--- Start of Excerpted records ---

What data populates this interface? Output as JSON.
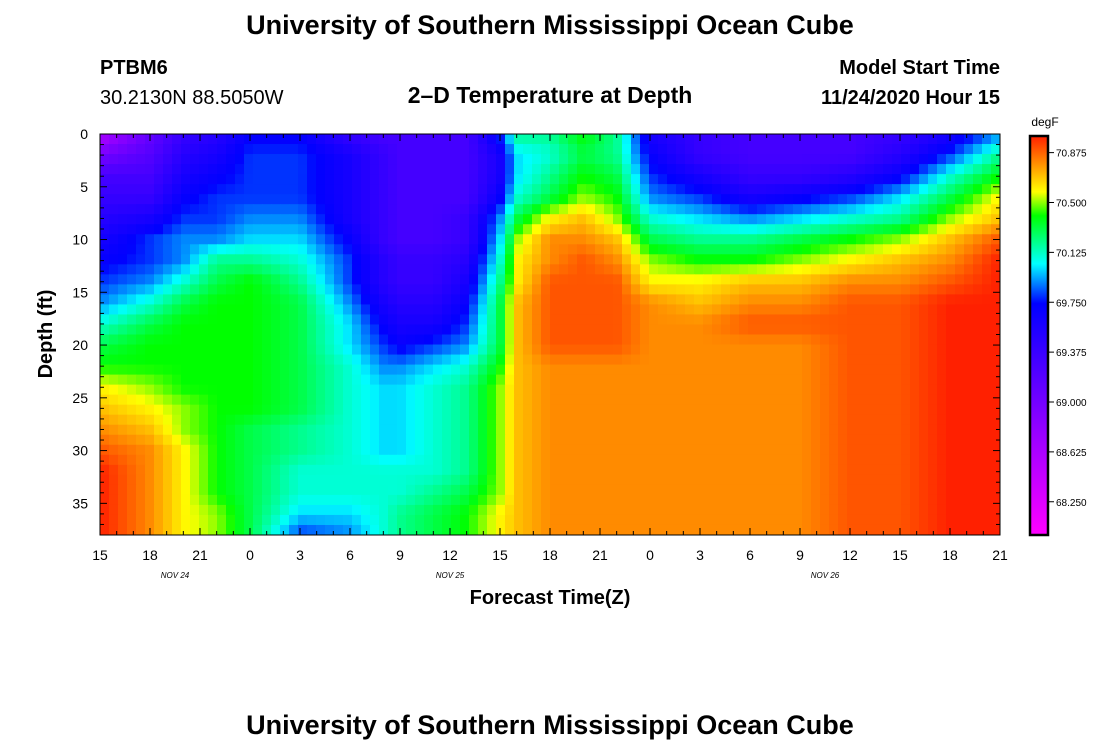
{
  "page": {
    "title_top": "University of Southern Mississippi Ocean Cube",
    "title_bottom": "University of Southern Mississippi Ocean Cube",
    "station_id": "PTBM6",
    "station_coords": "30.2130N 88.5050W",
    "plot_title": "2–D Temperature at Depth",
    "model_label": "Model Start Time",
    "model_time": "11/24/2020 Hour 15"
  },
  "chart_data": {
    "type": "heatmap",
    "title": "2–D Temperature at Depth",
    "xlabel": "Forecast Time(Z)",
    "ylabel": "Depth (ft)",
    "colorbar_unit": "degF",
    "x_range_hours": [
      0,
      54
    ],
    "x_tick_labels": [
      "15",
      "18",
      "21",
      "0",
      "3",
      "6",
      "9",
      "12",
      "15",
      "18",
      "21",
      "0",
      "3",
      "6",
      "9",
      "12",
      "15",
      "18",
      "21"
    ],
    "date_labels": [
      {
        "label": "NOV 24",
        "at_hour": 4.5
      },
      {
        "label": "NOV 25",
        "at_hour": 21
      },
      {
        "label": "NOV 26",
        "at_hour": 43.5
      }
    ],
    "ylim": [
      0,
      38
    ],
    "y_ticks": [
      0,
      5,
      10,
      15,
      20,
      25,
      30,
      35
    ],
    "colorbar_ticks": [
      "68.250",
      "68.625",
      "69.000",
      "69.375",
      "69.750",
      "70.125",
      "70.500",
      "70.875"
    ],
    "colorbar_range": [
      68.0,
      71.0
    ],
    "colors": {
      "magenta": "#ff00ff",
      "purple": "#9a00ff",
      "blue": "#0000ff",
      "cyan": "#00ffff",
      "green": "#00ff00",
      "yellow": "#ffff00",
      "orange": "#ffa000",
      "red": "#ff2000"
    },
    "depths": [
      0,
      2,
      4,
      6,
      8,
      10,
      12,
      14,
      16,
      18,
      20,
      22,
      24,
      26,
      28,
      30,
      32,
      34,
      36,
      38
    ],
    "hours": [
      0,
      3,
      5,
      7,
      9,
      12,
      15,
      17,
      18,
      20,
      22,
      24,
      25,
      27,
      29,
      31,
      33,
      36,
      39,
      42,
      45,
      48,
      51,
      54
    ],
    "grid_rows": [
      [
        68.6,
        69.1,
        69.4,
        69.5,
        69.7,
        69.7,
        69.4,
        69.3,
        69.3,
        69.3,
        69.3,
        69.8,
        70.2,
        70.2,
        70.4,
        70.2,
        69.6,
        69.4,
        69.3,
        69.3,
        69.3,
        69.4,
        69.6,
        69.9
      ],
      [
        69.0,
        69.2,
        69.5,
        69.6,
        69.8,
        69.8,
        69.6,
        69.4,
        69.3,
        69.3,
        69.3,
        69.6,
        70.0,
        70.1,
        70.3,
        70.2,
        69.7,
        69.4,
        69.3,
        69.3,
        69.3,
        69.5,
        69.8,
        70.2
      ],
      [
        69.3,
        69.3,
        69.6,
        69.7,
        69.8,
        69.8,
        69.6,
        69.4,
        69.3,
        69.3,
        69.3,
        69.6,
        70.0,
        70.2,
        70.4,
        70.3,
        69.8,
        69.6,
        69.4,
        69.4,
        69.5,
        69.7,
        70.1,
        70.4
      ],
      [
        69.4,
        69.4,
        69.7,
        69.8,
        69.8,
        69.8,
        69.6,
        69.4,
        69.3,
        69.3,
        69.3,
        69.7,
        70.1,
        70.3,
        70.5,
        70.4,
        69.9,
        69.8,
        69.6,
        69.7,
        69.8,
        70.0,
        70.3,
        70.6
      ],
      [
        69.5,
        69.6,
        69.8,
        69.8,
        69.9,
        69.9,
        69.6,
        69.4,
        69.3,
        69.3,
        69.4,
        69.9,
        70.3,
        70.6,
        70.7,
        70.5,
        70.1,
        70.0,
        69.9,
        70.0,
        70.1,
        70.2,
        70.5,
        70.7
      ],
      [
        69.6,
        69.8,
        69.9,
        69.9,
        70.0,
        70.0,
        69.7,
        69.4,
        69.3,
        69.3,
        69.4,
        70.0,
        70.5,
        70.8,
        70.8,
        70.7,
        70.3,
        70.2,
        70.2,
        70.3,
        70.4,
        70.5,
        70.7,
        70.9
      ],
      [
        69.7,
        69.8,
        69.9,
        70.2,
        70.2,
        70.1,
        69.8,
        69.5,
        69.4,
        69.4,
        69.5,
        70.1,
        70.6,
        70.8,
        70.9,
        70.8,
        70.5,
        70.4,
        70.4,
        70.5,
        70.6,
        70.7,
        70.8,
        71.0
      ],
      [
        69.8,
        69.9,
        70.1,
        70.3,
        70.4,
        70.2,
        69.8,
        69.5,
        69.4,
        69.4,
        69.6,
        70.2,
        70.6,
        70.9,
        70.9,
        70.9,
        70.6,
        70.6,
        70.7,
        70.7,
        70.8,
        70.8,
        70.9,
        71.0
      ],
      [
        69.9,
        70.1,
        70.3,
        70.4,
        70.4,
        70.3,
        69.9,
        69.6,
        69.5,
        69.5,
        69.7,
        70.3,
        70.7,
        70.9,
        70.9,
        70.9,
        70.8,
        70.7,
        70.8,
        70.8,
        70.9,
        70.9,
        71.0,
        71.0
      ],
      [
        70.1,
        70.3,
        70.4,
        70.4,
        70.4,
        70.3,
        70.0,
        69.7,
        69.6,
        69.6,
        69.8,
        70.3,
        70.7,
        70.9,
        70.9,
        70.9,
        70.8,
        70.8,
        70.9,
        70.9,
        70.9,
        70.9,
        71.0,
        71.0
      ],
      [
        70.3,
        70.4,
        70.4,
        70.4,
        70.4,
        70.3,
        70.0,
        69.8,
        69.7,
        69.8,
        69.9,
        70.3,
        70.7,
        70.9,
        70.9,
        70.9,
        70.8,
        70.8,
        70.8,
        70.8,
        70.9,
        70.9,
        71.0,
        71.0
      ],
      [
        70.4,
        70.4,
        70.4,
        70.4,
        70.4,
        70.3,
        70.1,
        69.9,
        69.9,
        70.0,
        70.1,
        70.4,
        70.7,
        70.8,
        70.8,
        70.8,
        70.8,
        70.8,
        70.8,
        70.8,
        70.9,
        70.9,
        71.0,
        71.0
      ],
      [
        70.6,
        70.5,
        70.4,
        70.4,
        70.4,
        70.3,
        70.1,
        70.0,
        70.0,
        70.1,
        70.2,
        70.5,
        70.7,
        70.8,
        70.8,
        70.8,
        70.8,
        70.8,
        70.8,
        70.8,
        70.9,
        70.9,
        71.0,
        71.0
      ],
      [
        70.7,
        70.6,
        70.5,
        70.4,
        70.4,
        70.3,
        70.1,
        70.0,
        70.0,
        70.1,
        70.2,
        70.5,
        70.7,
        70.8,
        70.8,
        70.8,
        70.8,
        70.8,
        70.8,
        70.8,
        70.9,
        70.9,
        71.0,
        71.0
      ],
      [
        70.8,
        70.7,
        70.5,
        70.4,
        70.3,
        70.2,
        70.1,
        70.0,
        70.0,
        70.1,
        70.2,
        70.5,
        70.7,
        70.8,
        70.8,
        70.8,
        70.8,
        70.8,
        70.8,
        70.8,
        70.9,
        70.9,
        71.0,
        71.0
      ],
      [
        70.9,
        70.8,
        70.6,
        70.4,
        70.3,
        70.2,
        70.1,
        70.0,
        70.0,
        70.1,
        70.2,
        70.5,
        70.7,
        70.8,
        70.8,
        70.8,
        70.8,
        70.8,
        70.8,
        70.8,
        70.9,
        70.9,
        71.0,
        71.0
      ],
      [
        71.0,
        70.8,
        70.6,
        70.4,
        70.3,
        70.1,
        70.1,
        70.1,
        70.1,
        70.1,
        70.2,
        70.5,
        70.7,
        70.8,
        70.8,
        70.8,
        70.8,
        70.8,
        70.8,
        70.8,
        70.9,
        70.9,
        71.0,
        71.0
      ],
      [
        71.0,
        70.8,
        70.6,
        70.4,
        70.3,
        70.1,
        70.1,
        70.1,
        70.1,
        70.2,
        70.3,
        70.5,
        70.7,
        70.8,
        70.8,
        70.8,
        70.8,
        70.8,
        70.8,
        70.8,
        70.9,
        70.9,
        71.0,
        71.0
      ],
      [
        71.0,
        70.8,
        70.6,
        70.5,
        70.3,
        70.0,
        70.0,
        70.1,
        70.2,
        70.3,
        70.4,
        70.6,
        70.7,
        70.8,
        70.8,
        70.8,
        70.8,
        70.8,
        70.8,
        70.8,
        70.9,
        70.9,
        71.0,
        71.0
      ],
      [
        71.0,
        70.8,
        70.6,
        70.5,
        70.3,
        69.8,
        69.9,
        70.1,
        70.2,
        70.3,
        70.4,
        70.6,
        70.7,
        70.8,
        70.8,
        70.8,
        70.8,
        70.8,
        70.8,
        70.8,
        70.9,
        70.9,
        71.0,
        71.0
      ]
    ]
  }
}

--- End of Excerpted records ---

Copy all lines from the material that contain "Mississippi".

    "title_top": "University of Southern Mississippi Ocean Cube",
    "title_bottom": "University of Southern Mississippi Ocean Cube",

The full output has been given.